● EXERCISE
Output the material below unchanged, apart from leaving out the pictures.

● EXERCISE MATERIALS
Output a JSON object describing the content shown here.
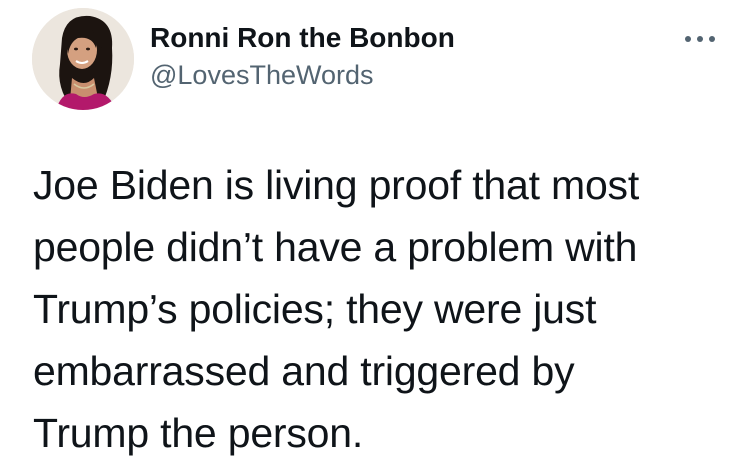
{
  "author": {
    "display_name": "Ronni Ron the Bonbon",
    "handle": "@LovesTheWords",
    "avatar_icon": "profile-photo"
  },
  "menu": {
    "icon": "more-horizontal-icon"
  },
  "tweet": {
    "lines": [
      "Joe Biden is living proof that most",
      "people didn’t have a problem with",
      "Trump’s policies; they were just",
      "embarrassed and triggered by",
      "Trump the person."
    ]
  },
  "colors": {
    "text_primary": "#0f1419",
    "text_secondary": "#536471",
    "background": "#ffffff"
  }
}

● FINAL RESULT
Output a JSON object describing the content shown here.
{
  "author": {
    "display_name": "Ronni Ron the Bonbon",
    "handle": "@LovesTheWords",
    "avatar_icon": "profile-photo"
  },
  "menu": {
    "icon": "more-horizontal-icon"
  },
  "tweet": {
    "lines": [
      "Joe Biden is living proof that most",
      "people didn’t have a problem with",
      "Trump’s policies; they were just",
      "embarrassed and triggered by",
      "Trump the person."
    ]
  },
  "colors": {
    "text_primary": "#0f1419",
    "text_secondary": "#536471",
    "background": "#ffffff"
  }
}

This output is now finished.